Your objective » Reproduce exactly the lines from the one that holds "What data populates" through the last line of the entries, both ends included, but not the pictures.

********************

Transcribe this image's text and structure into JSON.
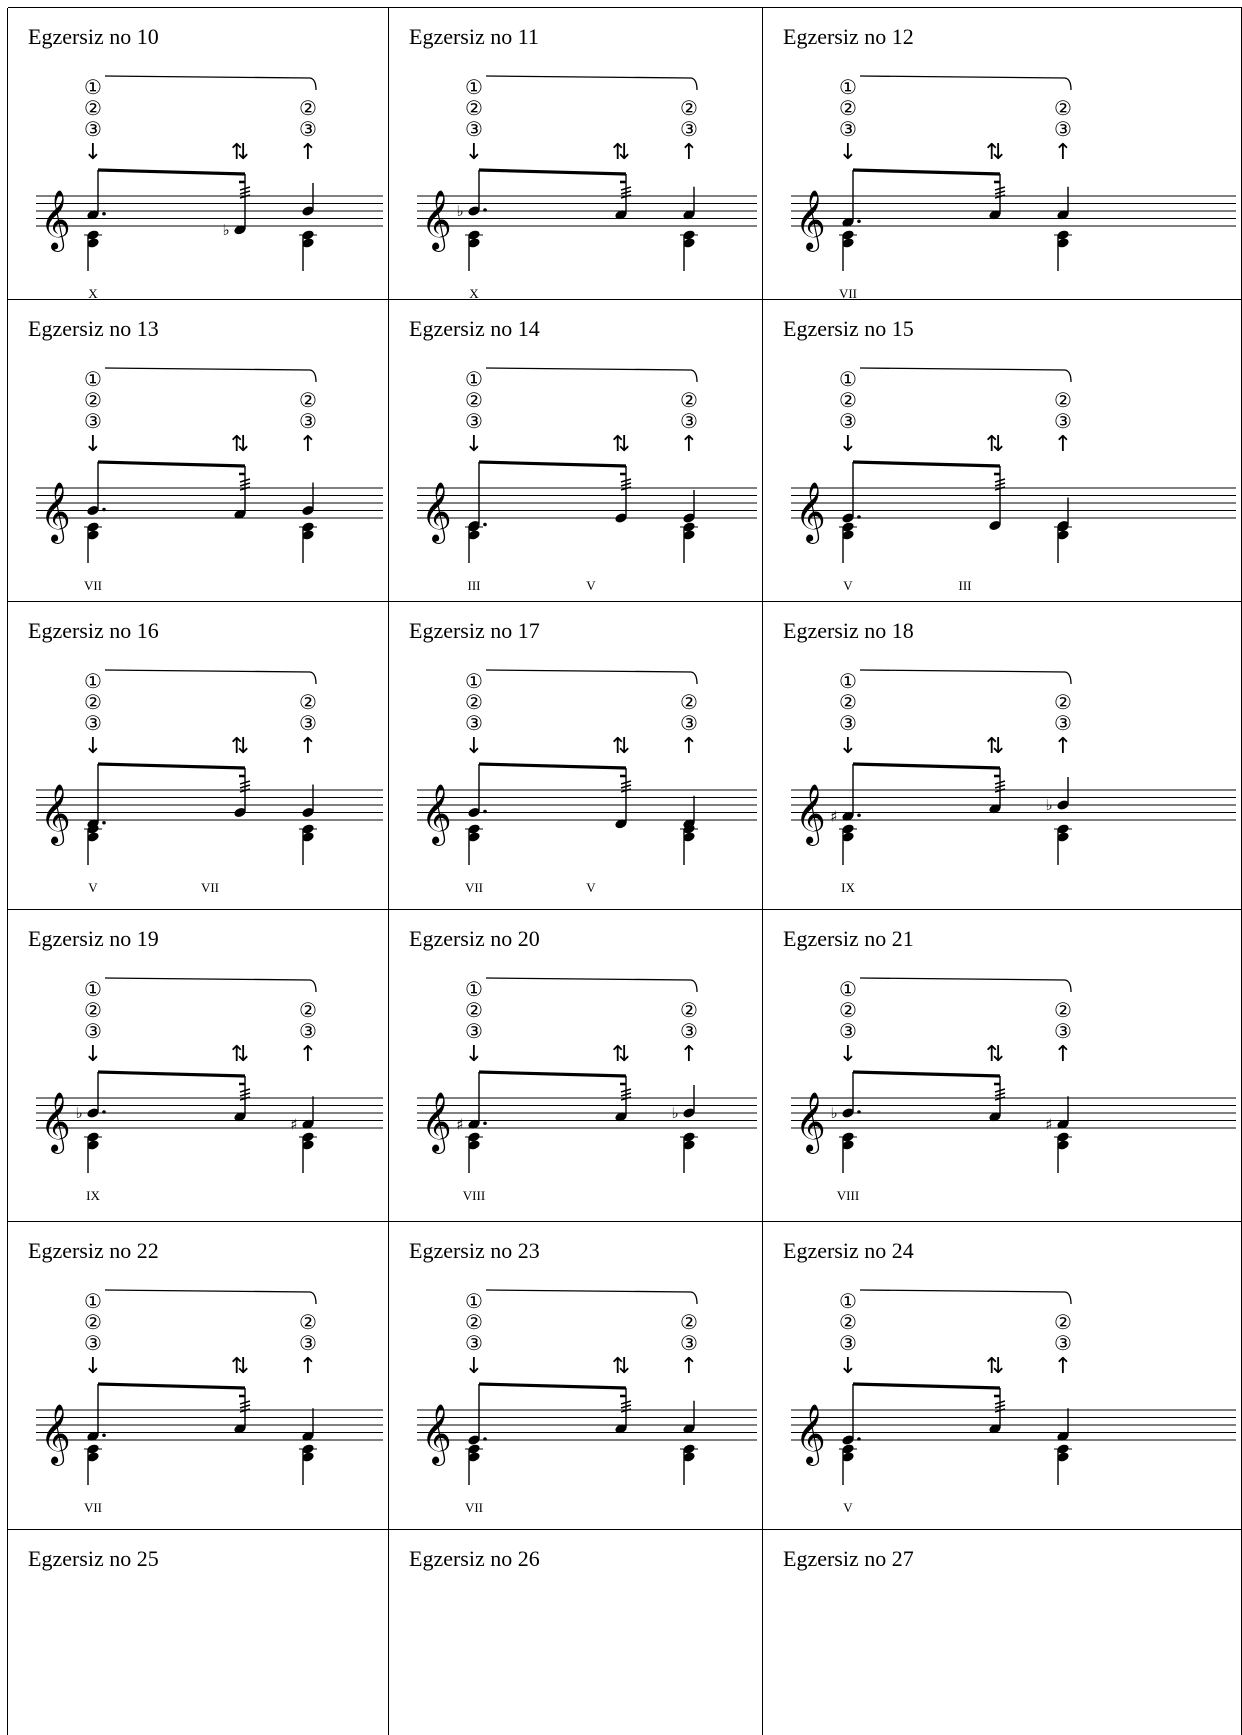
{
  "exercises": [
    {
      "title": "Egzersiz no 10",
      "notes": {
        "n1": {
          "pitch": "A",
          "accidental": ""
        },
        "n2": {
          "pitch": "D",
          "accidental": "flat"
        },
        "n3": {
          "pitch": "B",
          "accidental": ""
        }
      },
      "positions": [
        "X"
      ]
    },
    {
      "title": "Egzersiz no 11",
      "notes": {
        "n1": {
          "pitch": "B",
          "accidental": "flat"
        },
        "n2": {
          "pitch": "A",
          "accidental": ""
        },
        "n3": {
          "pitch": "A",
          "accidental": ""
        }
      },
      "positions": [
        "X"
      ]
    },
    {
      "title": "Egzersiz no 12",
      "notes": {
        "n1": {
          "pitch": "F",
          "accidental": ""
        },
        "n2": {
          "pitch": "A",
          "accidental": ""
        },
        "n3": {
          "pitch": "A",
          "accidental": ""
        }
      },
      "positions": [
        "VII"
      ]
    },
    {
      "title": "Egzersiz no 13",
      "notes": {
        "n1": {
          "pitch": "G",
          "accidental": ""
        },
        "n2": {
          "pitch": "F",
          "accidental": ""
        },
        "n3": {
          "pitch": "G",
          "accidental": ""
        }
      },
      "positions": [
        "VII"
      ]
    },
    {
      "title": "Egzersiz no 14",
      "notes": {
        "n1": {
          "pitch": "C",
          "accidental": ""
        },
        "n2": {
          "pitch": "E",
          "accidental": ""
        },
        "n3": {
          "pitch": "E",
          "accidental": ""
        }
      },
      "positions": [
        "III",
        "V"
      ]
    },
    {
      "title": "Egzersiz no 15",
      "notes": {
        "n1": {
          "pitch": "E",
          "accidental": ""
        },
        "n2": {
          "pitch": "C",
          "accidental": ""
        },
        "n3": {
          "pitch": "C",
          "accidental": ""
        }
      },
      "positions": [
        "V",
        "III"
      ]
    },
    {
      "title": "Egzersiz no 16",
      "notes": {
        "n1": {
          "pitch": "D",
          "accidental": ""
        },
        "n2": {
          "pitch": "G",
          "accidental": ""
        },
        "n3": {
          "pitch": "G",
          "accidental": ""
        }
      },
      "positions": [
        "V",
        "VII"
      ]
    },
    {
      "title": "Egzersiz no 17",
      "notes": {
        "n1": {
          "pitch": "G",
          "accidental": ""
        },
        "n2": {
          "pitch": "D",
          "accidental": ""
        },
        "n3": {
          "pitch": "D",
          "accidental": ""
        }
      },
      "positions": [
        "VII",
        "V"
      ]
    },
    {
      "title": "Egzersiz no 18",
      "notes": {
        "n1": {
          "pitch": "F",
          "accidental": "sharp"
        },
        "n2": {
          "pitch": "A",
          "accidental": ""
        },
        "n3": {
          "pitch": "B",
          "accidental": "flat"
        }
      },
      "positions": [
        "IX"
      ]
    },
    {
      "title": "Egzersiz no 19",
      "notes": {
        "n1": {
          "pitch": "B",
          "accidental": "flat"
        },
        "n2": {
          "pitch": "A",
          "accidental": ""
        },
        "n3": {
          "pitch": "F",
          "accidental": "sharp"
        }
      },
      "positions": [
        "IX"
      ]
    },
    {
      "title": "Egzersiz no 20",
      "notes": {
        "n1": {
          "pitch": "F",
          "accidental": "sharp"
        },
        "n2": {
          "pitch": "A",
          "accidental": ""
        },
        "n3": {
          "pitch": "B",
          "accidental": "flat"
        }
      },
      "positions": [
        "VIII"
      ]
    },
    {
      "title": "Egzersiz no 21",
      "notes": {
        "n1": {
          "pitch": "B",
          "accidental": "flat"
        },
        "n2": {
          "pitch": "A",
          "accidental": ""
        },
        "n3": {
          "pitch": "F",
          "accidental": "sharp"
        }
      },
      "positions": [
        "VIII"
      ]
    },
    {
      "title": "Egzersiz no 22",
      "notes": {
        "n1": {
          "pitch": "F",
          "accidental": ""
        },
        "n2": {
          "pitch": "A",
          "accidental": ""
        },
        "n3": {
          "pitch": "F",
          "accidental": ""
        }
      },
      "positions": [
        "VII"
      ]
    },
    {
      "title": "Egzersiz no 23",
      "notes": {
        "n1": {
          "pitch": "E",
          "accidental": ""
        },
        "n2": {
          "pitch": "A",
          "accidental": ""
        },
        "n3": {
          "pitch": "A",
          "accidental": ""
        }
      },
      "positions": [
        "VII"
      ]
    },
    {
      "title": "Egzersiz no 24",
      "notes": {
        "n1": {
          "pitch": "E",
          "accidental": ""
        },
        "n2": {
          "pitch": "A",
          "accidental": ""
        },
        "n3": {
          "pitch": "F",
          "accidental": ""
        }
      },
      "positions": [
        "V"
      ]
    },
    {
      "title": "Egzersiz no 25"
    },
    {
      "title": "Egzersiz no 26"
    },
    {
      "title": "Egzersiz no 27"
    }
  ],
  "string_marks": {
    "start": [
      "①",
      "②",
      "③"
    ],
    "end": [
      "②",
      "③"
    ]
  },
  "stroke_symbols": {
    "down": "↓",
    "up": "↑",
    "tremolo": "⇅"
  },
  "glyphs": {
    "clef": "treble-clef-icon",
    "flat": "♭",
    "sharp": "♯"
  }
}
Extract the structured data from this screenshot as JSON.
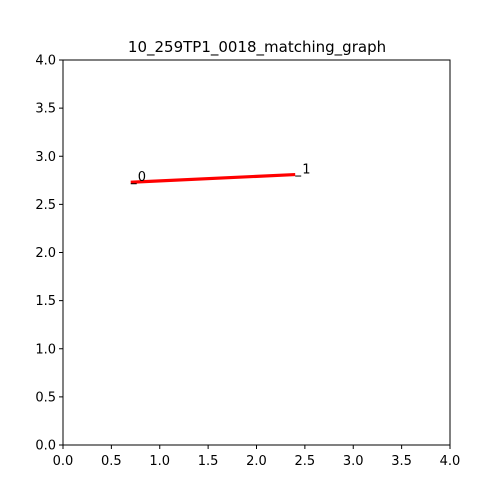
{
  "chart_data": {
    "type": "line",
    "title": "10_259TP1_0018_matching_graph",
    "xlabel": "",
    "ylabel": "",
    "xlim": [
      0,
      4
    ],
    "ylim": [
      0,
      4
    ],
    "grid": false,
    "x_ticks": [
      "0.0",
      "0.5",
      "1.0",
      "1.5",
      "2.0",
      "2.5",
      "3.0",
      "3.5",
      "4.0"
    ],
    "y_ticks": [
      "0.0",
      "0.5",
      "1.0",
      "1.5",
      "2.0",
      "2.5",
      "3.0",
      "3.5",
      "4.0"
    ],
    "nodes": [
      {
        "label": "0",
        "x": 0.7,
        "y": 2.73
      },
      {
        "label": "1",
        "x": 2.4,
        "y": 2.81
      }
    ],
    "edges": [
      {
        "from": 0,
        "to": 1,
        "color": "#ff0000"
      }
    ],
    "colors": {
      "edge": "#ff0000",
      "axis": "#000000"
    }
  }
}
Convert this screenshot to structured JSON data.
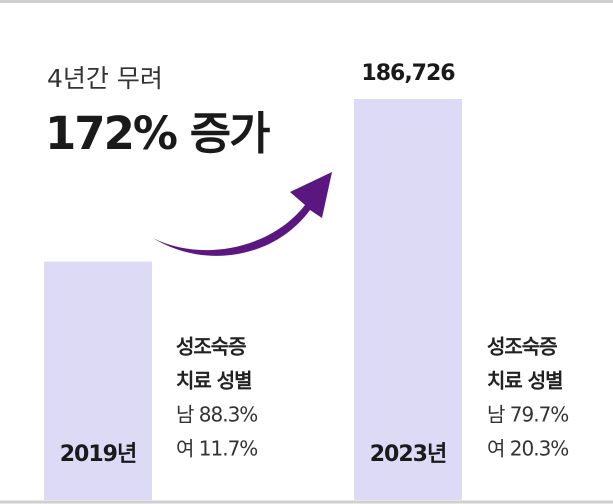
{
  "chart_data": {
    "type": "bar",
    "subtitle": "4년간 무려",
    "title": "172% 증가",
    "categories": [
      "2019년",
      "2023년"
    ],
    "values": [
      111000,
      186726
    ],
    "value_labels": [
      null,
      "186,726"
    ],
    "ylim": [
      0,
      200000
    ],
    "color": "#dcdaf5",
    "arrow_color": "#5b1780",
    "notes": [
      [
        "성조숙증",
        "치료 성별",
        "남 88.3%",
        "여 11.7%"
      ],
      [
        "성조숙증",
        "치료 성별",
        "남 79.7%",
        "여 20.3%"
      ]
    ]
  }
}
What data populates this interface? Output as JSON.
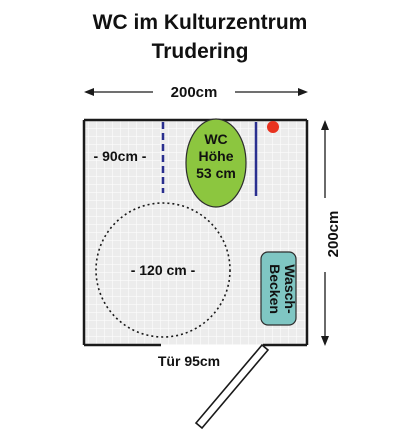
{
  "title": {
    "line1": "WC im Kulturzentrum",
    "line2": "Trudering"
  },
  "dimensions": {
    "width_label": "200cm",
    "depth_label": "200cm",
    "side_space_label": "- 90cm -",
    "turning_circle_label": "- 120 cm -",
    "door_label": "Tür 95cm"
  },
  "fixtures": {
    "wc": {
      "line1": "WC",
      "line2": "Höhe",
      "line3": "53 cm"
    },
    "basin": {
      "line1": "Wasch-",
      "line2": "Becken"
    }
  },
  "colors": {
    "floor_tile": "#ececec",
    "tile_grid": "#ffffff",
    "wall": "#1a1a1a",
    "wc_fill": "#8cc63f",
    "basin_fill": "#7fc6c3",
    "grab_bar": "#2a2f8f",
    "flush_button": "#e8321e"
  }
}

********************

Task answer »
What data populates this interface? Output as JSON.
{
  "title": {
    "line1": "WC im Kulturzentrum",
    "line2": "Trudering"
  },
  "dimensions": {
    "width_label": "200cm",
    "depth_label": "200cm",
    "side_space_label": "- 90cm -",
    "turning_circle_label": "- 120 cm -",
    "door_label": "Tür 95cm"
  },
  "fixtures": {
    "wc": {
      "line1": "WC",
      "line2": "Höhe",
      "line3": "53 cm"
    },
    "basin": {
      "line1": "Wasch-",
      "line2": "Becken"
    }
  },
  "colors": {
    "floor_tile": "#ececec",
    "tile_grid": "#ffffff",
    "wall": "#1a1a1a",
    "wc_fill": "#8cc63f",
    "basin_fill": "#7fc6c3",
    "grab_bar": "#2a2f8f",
    "flush_button": "#e8321e"
  }
}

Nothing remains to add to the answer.